DIRECTIONS: Look through the records that follow. Copy every line containing the word "国务院办公厅关于印发".

LISTED ENTRIES:
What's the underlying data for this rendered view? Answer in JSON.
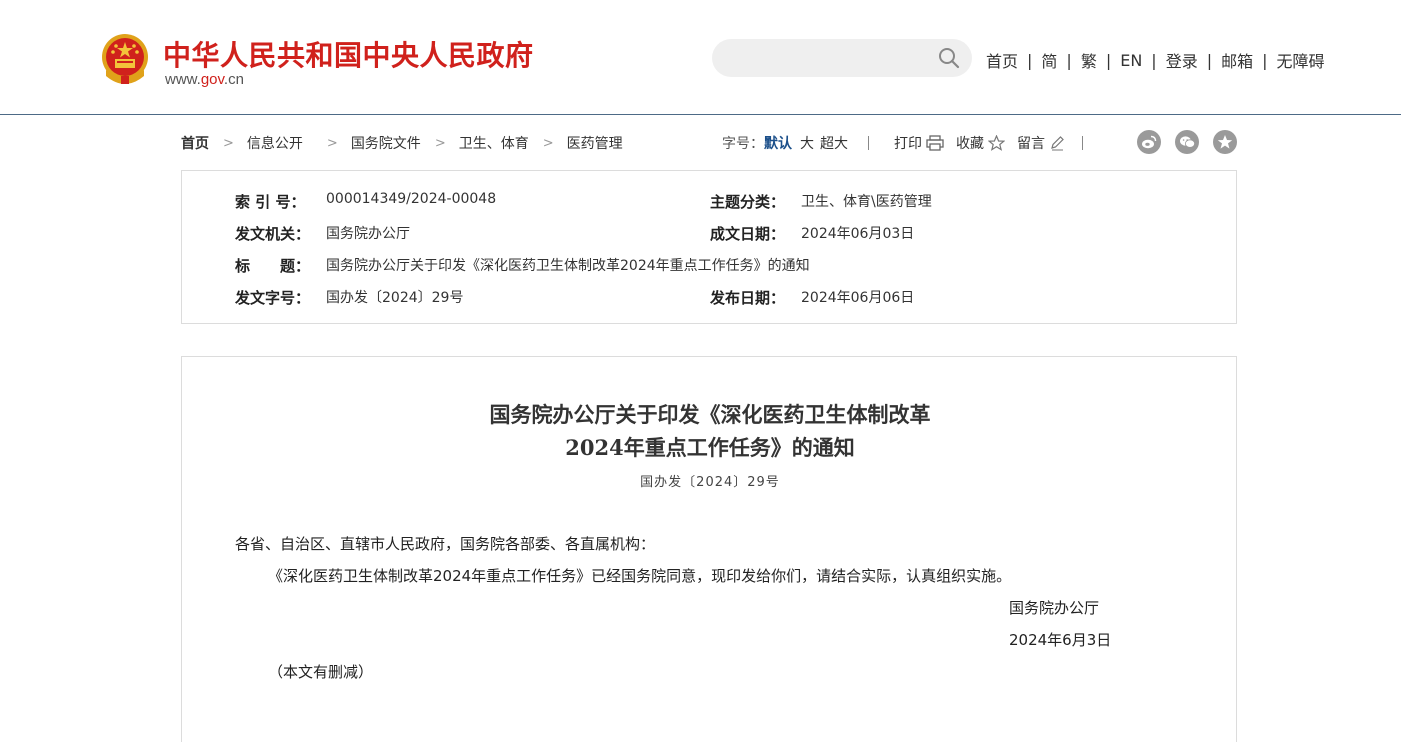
{
  "header": {
    "site_title": "中华人民共和国中央人民政府",
    "site_url_prefix": "www.",
    "site_url_mid": "gov",
    "site_url_suffix": ".cn",
    "search_placeholder": "",
    "nav": [
      "首页",
      "简",
      "繁",
      "EN",
      "登录",
      "邮箱",
      "无障碍"
    ],
    "nav_sep": "|"
  },
  "breadcrumb": {
    "items": [
      "首页",
      "信息公开",
      "国务院文件",
      "卫生、体育",
      "医药管理"
    ],
    "arrow": ">"
  },
  "toolbar": {
    "font_size_label": "字号：",
    "font_default": "默认",
    "font_large": "大",
    "font_xlarge": "超大",
    "print": "打印",
    "favorite": "收藏",
    "comment": "留言"
  },
  "share_icons": [
    "weibo-icon",
    "wechat-icon",
    "qzone-icon"
  ],
  "info": {
    "index_label": "索 引 号：",
    "index_value": "000014349/2024-00048",
    "category_label": "主题分类：",
    "category_value": "卫生、体育\\医药管理",
    "issuer_label": "发文机关：",
    "issuer_value": "国务院办公厅",
    "written_date_label": "成文日期：",
    "written_date_value": "2024年06月03日",
    "title_label": "标　　题：",
    "title_value": "国务院办公厅关于印发《深化医药卫生体制改革2024年重点工作任务》的通知",
    "doc_number_label": "发文字号：",
    "doc_number_value": "国办发〔2024〕29号",
    "publish_date_label": "发布日期：",
    "publish_date_value": "2024年06月06日"
  },
  "article": {
    "title_line1": "国务院办公厅关于印发《深化医药卫生体制改革",
    "title_line2": "2024年重点工作任务》的通知",
    "doc_number": "国办发〔2024〕29号",
    "salutation": "各省、自治区、直辖市人民政府，国务院各部委、各直属机构：",
    "body": "《深化医药卫生体制改革2024年重点工作任务》已经国务院同意，现印发给你们，请结合实际，认真组织实施。",
    "signature": "国务院办公厅",
    "date": "2024年6月3日",
    "note": "（本文有删减）"
  },
  "colors": {
    "brand_red": "#d0211c",
    "link_blue": "#1b4f8a",
    "header_line": "#4d6a86"
  }
}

FINISHED ANSWER:
    "title_value": "国务院办公厅关于印发《深化医药卫生体制改革2024年重点工作任务》的通知",
    "title_line1": "国务院办公厅关于印发《深化医药卫生体制改革",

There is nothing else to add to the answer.